PROBLEMS TO SOLVE »
[A] In the records, from their first line through the line containing "- db-port-row: DB Port: [0, 750, 851, 777]", swap "lemlab1" for "lemlab2". Return only those lines, with nothing else changed.
[B] Extend the post about the liturgical year bulletin board, picking up right after its final sentence.

SELECTED TEXT »
While the new Liturgical Year started back in November, another New Year is upon. I created this bulletin board for our little family because I wanted my children to know how the Liturgical Year works, just like any calendar. I needed some way to teach them the days of the week, the months of the year, what a year is and looks like, how to know which Rosary mysteries to on which day, what is an Ember Day? A Rogation Day? Saint's Feast Day? What special prayers are said on each day of the week, what day of the week is dedicated to St. Joseph? To the Angels? To the Crucifixion? What days do we not eat meat on? So on and so forth, that is a lot for one person to learn at any age, let alone a wee one! I learn best visually and so that is how I teach our kiddos at home to. I've found I have one visual learner and one that likes to move around doing things so this was our solution to all of the above.

DATA IN THIS EXERCISE »
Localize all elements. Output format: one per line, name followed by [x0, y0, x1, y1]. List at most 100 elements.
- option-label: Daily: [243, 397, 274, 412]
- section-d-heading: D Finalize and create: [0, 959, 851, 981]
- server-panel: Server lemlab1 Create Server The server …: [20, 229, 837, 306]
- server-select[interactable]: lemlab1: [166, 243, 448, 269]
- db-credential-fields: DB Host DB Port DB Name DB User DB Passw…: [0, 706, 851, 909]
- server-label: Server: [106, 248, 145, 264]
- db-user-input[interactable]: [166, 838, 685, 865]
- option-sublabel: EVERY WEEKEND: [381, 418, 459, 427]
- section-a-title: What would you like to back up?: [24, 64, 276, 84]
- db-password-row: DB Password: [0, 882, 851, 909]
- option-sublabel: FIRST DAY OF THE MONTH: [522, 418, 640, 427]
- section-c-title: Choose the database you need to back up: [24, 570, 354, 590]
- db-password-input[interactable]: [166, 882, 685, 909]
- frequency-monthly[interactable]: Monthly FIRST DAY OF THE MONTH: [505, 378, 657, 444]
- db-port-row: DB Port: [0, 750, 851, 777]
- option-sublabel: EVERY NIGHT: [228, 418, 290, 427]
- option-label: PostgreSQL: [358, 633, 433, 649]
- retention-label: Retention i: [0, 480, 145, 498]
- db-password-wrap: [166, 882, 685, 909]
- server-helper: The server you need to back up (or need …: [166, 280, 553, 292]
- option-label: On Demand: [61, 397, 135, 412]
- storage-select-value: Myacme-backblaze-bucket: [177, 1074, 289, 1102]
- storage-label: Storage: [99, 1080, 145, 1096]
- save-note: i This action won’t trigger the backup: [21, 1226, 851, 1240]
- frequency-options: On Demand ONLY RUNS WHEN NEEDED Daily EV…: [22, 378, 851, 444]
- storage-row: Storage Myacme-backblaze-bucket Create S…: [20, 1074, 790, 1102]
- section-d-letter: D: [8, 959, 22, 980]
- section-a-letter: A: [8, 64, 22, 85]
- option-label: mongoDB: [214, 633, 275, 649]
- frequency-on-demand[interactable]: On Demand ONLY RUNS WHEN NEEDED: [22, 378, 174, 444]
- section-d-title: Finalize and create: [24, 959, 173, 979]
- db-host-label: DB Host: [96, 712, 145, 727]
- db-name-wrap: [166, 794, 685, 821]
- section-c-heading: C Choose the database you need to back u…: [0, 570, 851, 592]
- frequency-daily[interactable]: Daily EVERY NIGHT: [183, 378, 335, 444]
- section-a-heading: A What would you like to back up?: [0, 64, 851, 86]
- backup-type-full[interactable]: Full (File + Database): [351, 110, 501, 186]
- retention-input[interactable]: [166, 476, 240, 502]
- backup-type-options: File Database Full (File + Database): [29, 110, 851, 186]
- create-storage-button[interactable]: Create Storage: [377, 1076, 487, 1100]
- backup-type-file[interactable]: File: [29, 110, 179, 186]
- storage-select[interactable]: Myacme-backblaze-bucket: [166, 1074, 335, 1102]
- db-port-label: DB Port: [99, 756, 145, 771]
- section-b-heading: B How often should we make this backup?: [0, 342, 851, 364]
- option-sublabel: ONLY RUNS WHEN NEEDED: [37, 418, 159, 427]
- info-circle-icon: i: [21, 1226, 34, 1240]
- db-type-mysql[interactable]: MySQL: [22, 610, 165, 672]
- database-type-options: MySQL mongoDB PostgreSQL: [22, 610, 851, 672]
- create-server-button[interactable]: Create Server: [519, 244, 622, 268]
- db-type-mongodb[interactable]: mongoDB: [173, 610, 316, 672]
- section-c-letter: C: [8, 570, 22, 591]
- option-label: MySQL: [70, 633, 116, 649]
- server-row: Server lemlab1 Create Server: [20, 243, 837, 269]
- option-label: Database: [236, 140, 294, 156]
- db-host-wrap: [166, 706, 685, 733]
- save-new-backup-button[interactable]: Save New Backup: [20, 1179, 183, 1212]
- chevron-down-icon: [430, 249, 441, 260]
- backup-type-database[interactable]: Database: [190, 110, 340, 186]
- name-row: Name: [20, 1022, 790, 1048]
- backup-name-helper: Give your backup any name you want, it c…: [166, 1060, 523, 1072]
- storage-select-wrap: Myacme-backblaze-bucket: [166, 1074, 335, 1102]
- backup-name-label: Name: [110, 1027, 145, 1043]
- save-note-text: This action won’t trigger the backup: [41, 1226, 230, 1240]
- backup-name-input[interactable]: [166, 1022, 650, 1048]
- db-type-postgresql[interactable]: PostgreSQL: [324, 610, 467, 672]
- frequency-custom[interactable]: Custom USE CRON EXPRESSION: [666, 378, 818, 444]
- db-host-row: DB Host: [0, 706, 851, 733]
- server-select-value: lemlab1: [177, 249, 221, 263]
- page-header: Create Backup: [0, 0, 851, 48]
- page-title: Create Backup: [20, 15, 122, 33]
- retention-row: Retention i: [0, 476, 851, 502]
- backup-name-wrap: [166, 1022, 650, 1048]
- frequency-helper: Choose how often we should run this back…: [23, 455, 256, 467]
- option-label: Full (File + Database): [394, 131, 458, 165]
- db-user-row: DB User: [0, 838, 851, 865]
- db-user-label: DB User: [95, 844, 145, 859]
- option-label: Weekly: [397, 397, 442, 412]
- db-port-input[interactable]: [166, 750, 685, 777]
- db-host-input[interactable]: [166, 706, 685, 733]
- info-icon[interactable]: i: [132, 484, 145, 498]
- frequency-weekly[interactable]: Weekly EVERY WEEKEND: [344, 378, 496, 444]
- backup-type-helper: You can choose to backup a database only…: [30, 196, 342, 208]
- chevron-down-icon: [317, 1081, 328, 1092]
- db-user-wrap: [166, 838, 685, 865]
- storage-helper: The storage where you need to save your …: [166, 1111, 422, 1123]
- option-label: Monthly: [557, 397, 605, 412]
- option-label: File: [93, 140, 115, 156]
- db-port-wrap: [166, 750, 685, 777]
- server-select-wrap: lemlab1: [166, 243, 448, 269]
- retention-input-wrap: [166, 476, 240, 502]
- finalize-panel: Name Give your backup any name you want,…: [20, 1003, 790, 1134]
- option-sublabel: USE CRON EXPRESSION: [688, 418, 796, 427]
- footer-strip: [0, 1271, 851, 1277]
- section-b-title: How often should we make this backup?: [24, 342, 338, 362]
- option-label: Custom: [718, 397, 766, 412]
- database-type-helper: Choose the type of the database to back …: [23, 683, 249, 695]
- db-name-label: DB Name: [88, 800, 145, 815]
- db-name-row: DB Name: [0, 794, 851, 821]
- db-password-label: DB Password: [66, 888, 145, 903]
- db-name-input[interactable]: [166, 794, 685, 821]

RESPONSES BY TASK »
[A]
Localize all elements. Output format: one per line, name followed by [x0, y0, x1, y1]. List at most 100 elements.
- option-label: Daily: [243, 397, 274, 412]
- section-d-heading: D Finalize and create: [0, 959, 851, 981]
- server-panel: Server lemlab2 Create Server The server …: [20, 229, 837, 306]
- server-select[interactable]: lemlab2: [166, 243, 448, 269]
- db-credential-fields: DB Host DB Port DB Name DB User DB Passw…: [0, 706, 851, 909]
- server-label: Server: [106, 248, 145, 264]
- db-user-input[interactable]: [166, 838, 685, 865]
- option-sublabel: EVERY WEEKEND: [381, 418, 459, 427]
- section-a-title: What would you like to back up?: [24, 64, 276, 84]
- db-password-row: DB Password: [0, 882, 851, 909]
- option-sublabel: FIRST DAY OF THE MONTH: [522, 418, 640, 427]
- section-c-title: Choose the database you need to back up: [24, 570, 354, 590]
- db-password-input[interactable]: [166, 882, 685, 909]
- frequency-monthly[interactable]: Monthly FIRST DAY OF THE MONTH: [505, 378, 657, 444]
- db-port-row: DB Port: [0, 750, 851, 777]

[B]
Below you will find the files and a tutorial on how to make our Liturgical Year Bulletin Board. Save your pieces from month to month as they ARE reusable and you should only need to make the pieces one time and be good for year after year. Some of the pieces get reused throughout the year, such as the purple pockets from Advent will be used for Lent, the Gold pockets from Christmas will be used again at Easter time and so forth.

What you need:

* 2ft by 3ft Bulletin Board

* 20 in x 16 in plain laminated calendar with grid(any size that fits the above bulletin board will do so long as it is not smaller... the saint pieces are made to fit this size)

6-9 sheets of card stock (110 lb works best, 65 lb will do)

* Color Printer

* 1-2 Lamination Sheets (optional)

*Scissors

* Stapler that unlatches backwards for attaching items to bulletin board (and staples)

* Tape

* Three Popsicle sticks or tongue depressors

* 60 + Velcro Dot sets
You will need more throughout the year so if you see them at the $1 store stock up! Or find a deal online... that sticky puddy stuff will do as well. A friend also recommeded buying velcro at the fabric store by the yard. That way you are able to purchase the side you need instead of having a lot of one side left over.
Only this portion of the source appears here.